PROBLÈME À TRAITER —
Extrayez sans aucune modification les lignes des enregistrements, en partant de leur tout début et en terminant par la ligne qui contient « menu-toggle-button[interactable] — [458, 54, 490, 86] », celle-ci comprise.

DONNÉES D'ENTRÉE —
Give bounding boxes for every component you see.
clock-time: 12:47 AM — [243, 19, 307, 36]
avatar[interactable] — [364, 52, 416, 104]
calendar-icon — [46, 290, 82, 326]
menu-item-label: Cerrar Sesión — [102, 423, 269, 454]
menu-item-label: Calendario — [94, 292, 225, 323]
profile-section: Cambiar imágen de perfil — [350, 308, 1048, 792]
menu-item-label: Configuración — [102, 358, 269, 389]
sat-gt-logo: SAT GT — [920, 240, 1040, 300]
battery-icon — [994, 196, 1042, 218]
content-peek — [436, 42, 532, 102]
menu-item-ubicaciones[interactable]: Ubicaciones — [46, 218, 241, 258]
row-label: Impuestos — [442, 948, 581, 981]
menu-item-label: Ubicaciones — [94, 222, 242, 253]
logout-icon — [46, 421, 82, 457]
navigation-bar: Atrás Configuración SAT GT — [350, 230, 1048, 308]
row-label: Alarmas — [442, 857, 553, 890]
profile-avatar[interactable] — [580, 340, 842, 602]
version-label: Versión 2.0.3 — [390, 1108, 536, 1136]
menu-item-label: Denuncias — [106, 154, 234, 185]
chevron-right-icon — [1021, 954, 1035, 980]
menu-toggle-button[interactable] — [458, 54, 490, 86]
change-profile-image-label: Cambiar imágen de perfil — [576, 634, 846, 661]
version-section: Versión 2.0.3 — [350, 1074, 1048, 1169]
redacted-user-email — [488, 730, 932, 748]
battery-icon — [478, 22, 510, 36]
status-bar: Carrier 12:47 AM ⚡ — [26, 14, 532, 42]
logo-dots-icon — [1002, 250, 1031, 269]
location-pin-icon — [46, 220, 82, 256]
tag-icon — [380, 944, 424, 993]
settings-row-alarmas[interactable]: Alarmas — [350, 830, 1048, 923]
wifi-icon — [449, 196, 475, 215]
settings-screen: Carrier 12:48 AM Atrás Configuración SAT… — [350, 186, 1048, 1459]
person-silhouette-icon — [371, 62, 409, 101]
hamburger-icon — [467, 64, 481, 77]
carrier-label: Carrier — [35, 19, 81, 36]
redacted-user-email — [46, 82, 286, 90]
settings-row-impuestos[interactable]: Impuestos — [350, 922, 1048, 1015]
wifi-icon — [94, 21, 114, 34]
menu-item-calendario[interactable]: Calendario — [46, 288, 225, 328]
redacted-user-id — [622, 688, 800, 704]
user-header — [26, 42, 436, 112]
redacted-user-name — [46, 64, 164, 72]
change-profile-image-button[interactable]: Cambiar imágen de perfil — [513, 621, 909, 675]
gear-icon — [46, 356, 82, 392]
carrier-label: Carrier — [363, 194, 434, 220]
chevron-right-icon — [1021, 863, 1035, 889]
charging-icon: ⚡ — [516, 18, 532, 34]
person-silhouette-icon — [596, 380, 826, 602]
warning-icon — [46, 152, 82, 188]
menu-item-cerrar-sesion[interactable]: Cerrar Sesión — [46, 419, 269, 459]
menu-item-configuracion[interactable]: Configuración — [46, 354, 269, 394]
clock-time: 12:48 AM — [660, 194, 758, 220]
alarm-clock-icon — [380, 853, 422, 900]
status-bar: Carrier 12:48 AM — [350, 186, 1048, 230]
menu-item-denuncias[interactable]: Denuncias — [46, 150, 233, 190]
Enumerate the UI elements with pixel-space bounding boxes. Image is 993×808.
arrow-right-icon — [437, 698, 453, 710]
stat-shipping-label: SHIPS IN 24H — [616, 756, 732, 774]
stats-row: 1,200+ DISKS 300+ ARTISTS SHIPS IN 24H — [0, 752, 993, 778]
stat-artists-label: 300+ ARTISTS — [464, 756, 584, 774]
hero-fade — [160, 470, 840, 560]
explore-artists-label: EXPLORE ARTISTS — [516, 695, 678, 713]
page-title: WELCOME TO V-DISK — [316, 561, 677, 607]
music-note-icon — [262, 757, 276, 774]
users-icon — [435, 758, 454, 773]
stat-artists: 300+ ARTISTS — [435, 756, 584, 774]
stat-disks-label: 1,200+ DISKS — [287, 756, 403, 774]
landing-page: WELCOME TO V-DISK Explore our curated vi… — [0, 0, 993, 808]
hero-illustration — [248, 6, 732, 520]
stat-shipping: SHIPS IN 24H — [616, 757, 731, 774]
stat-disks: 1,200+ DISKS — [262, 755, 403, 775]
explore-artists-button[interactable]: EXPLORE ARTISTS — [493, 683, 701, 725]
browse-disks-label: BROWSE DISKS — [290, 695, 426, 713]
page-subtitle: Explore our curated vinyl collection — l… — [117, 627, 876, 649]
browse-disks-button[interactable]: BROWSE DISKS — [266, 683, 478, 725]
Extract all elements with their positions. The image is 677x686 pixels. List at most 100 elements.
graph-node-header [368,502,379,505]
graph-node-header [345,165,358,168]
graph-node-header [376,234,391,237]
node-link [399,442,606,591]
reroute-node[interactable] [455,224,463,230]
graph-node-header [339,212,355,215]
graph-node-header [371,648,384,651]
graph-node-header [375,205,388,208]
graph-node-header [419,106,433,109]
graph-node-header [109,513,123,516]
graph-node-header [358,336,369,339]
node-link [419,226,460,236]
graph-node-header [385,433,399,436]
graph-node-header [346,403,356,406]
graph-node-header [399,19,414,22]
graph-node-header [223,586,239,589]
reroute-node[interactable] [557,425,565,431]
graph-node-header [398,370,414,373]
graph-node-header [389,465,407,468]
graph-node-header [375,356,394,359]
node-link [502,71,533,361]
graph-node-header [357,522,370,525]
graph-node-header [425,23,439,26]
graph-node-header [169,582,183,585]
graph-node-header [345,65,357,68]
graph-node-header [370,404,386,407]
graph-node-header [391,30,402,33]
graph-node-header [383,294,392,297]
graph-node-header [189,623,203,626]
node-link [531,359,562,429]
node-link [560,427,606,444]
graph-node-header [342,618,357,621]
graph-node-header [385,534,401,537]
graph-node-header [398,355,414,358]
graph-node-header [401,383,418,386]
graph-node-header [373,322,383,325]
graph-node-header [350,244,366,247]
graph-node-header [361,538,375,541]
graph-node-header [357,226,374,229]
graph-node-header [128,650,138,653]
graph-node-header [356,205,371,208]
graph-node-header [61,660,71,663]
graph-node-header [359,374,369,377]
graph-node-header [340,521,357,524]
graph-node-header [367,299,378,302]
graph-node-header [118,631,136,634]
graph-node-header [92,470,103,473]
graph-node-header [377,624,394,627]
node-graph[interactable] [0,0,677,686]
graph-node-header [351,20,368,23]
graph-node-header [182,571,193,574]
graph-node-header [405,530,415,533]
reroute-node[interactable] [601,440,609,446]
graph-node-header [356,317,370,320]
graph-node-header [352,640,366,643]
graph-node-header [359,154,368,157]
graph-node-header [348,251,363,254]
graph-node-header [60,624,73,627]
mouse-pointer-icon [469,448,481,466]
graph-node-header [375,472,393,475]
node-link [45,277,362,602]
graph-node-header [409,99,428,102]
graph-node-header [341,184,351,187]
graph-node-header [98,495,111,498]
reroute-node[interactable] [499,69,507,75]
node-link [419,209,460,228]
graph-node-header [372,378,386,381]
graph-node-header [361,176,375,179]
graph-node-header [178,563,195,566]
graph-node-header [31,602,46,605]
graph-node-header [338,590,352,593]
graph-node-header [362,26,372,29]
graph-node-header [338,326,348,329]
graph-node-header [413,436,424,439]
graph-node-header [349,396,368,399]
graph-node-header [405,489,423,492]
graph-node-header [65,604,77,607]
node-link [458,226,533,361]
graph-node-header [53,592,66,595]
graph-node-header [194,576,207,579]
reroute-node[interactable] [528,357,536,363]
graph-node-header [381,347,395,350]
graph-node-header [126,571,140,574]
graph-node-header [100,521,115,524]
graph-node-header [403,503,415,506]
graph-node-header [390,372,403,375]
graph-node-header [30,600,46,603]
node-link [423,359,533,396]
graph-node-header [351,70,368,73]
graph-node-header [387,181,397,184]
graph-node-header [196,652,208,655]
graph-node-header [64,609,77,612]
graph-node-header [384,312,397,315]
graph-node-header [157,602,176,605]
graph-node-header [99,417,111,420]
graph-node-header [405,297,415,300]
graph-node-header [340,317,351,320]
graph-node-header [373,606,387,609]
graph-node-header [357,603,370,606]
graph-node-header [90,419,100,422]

EN RÉPONSE —
Give bounding boxes for every component you see.
clock-time: 12:47 AM — [243, 19, 307, 36]
avatar[interactable] — [364, 52, 416, 104]
calendar-icon — [46, 290, 82, 326]
menu-item-label: Cerrar Sesión — [102, 423, 269, 454]
menu-item-label: Calendario — [94, 292, 225, 323]
profile-section: Cambiar imágen de perfil — [350, 308, 1048, 792]
menu-item-label: Configuración — [102, 358, 269, 389]
sat-gt-logo: SAT GT — [920, 240, 1040, 300]
battery-icon — [994, 196, 1042, 218]
content-peek — [436, 42, 532, 102]
menu-item-ubicaciones[interactable]: Ubicaciones — [46, 218, 241, 258]
row-label: Impuestos — [442, 948, 581, 981]
menu-item-label: Ubicaciones — [94, 222, 242, 253]
logout-icon — [46, 421, 82, 457]
navigation-bar: Atrás Configuración SAT GT — [350, 230, 1048, 308]
row-label: Alarmas — [442, 857, 553, 890]
profile-avatar[interactable] — [580, 340, 842, 602]
version-label: Versión 2.0.3 — [390, 1108, 536, 1136]
menu-item-label: Denuncias — [106, 154, 234, 185]
chevron-right-icon — [1021, 954, 1035, 980]
menu-toggle-button[interactable] — [458, 54, 490, 86]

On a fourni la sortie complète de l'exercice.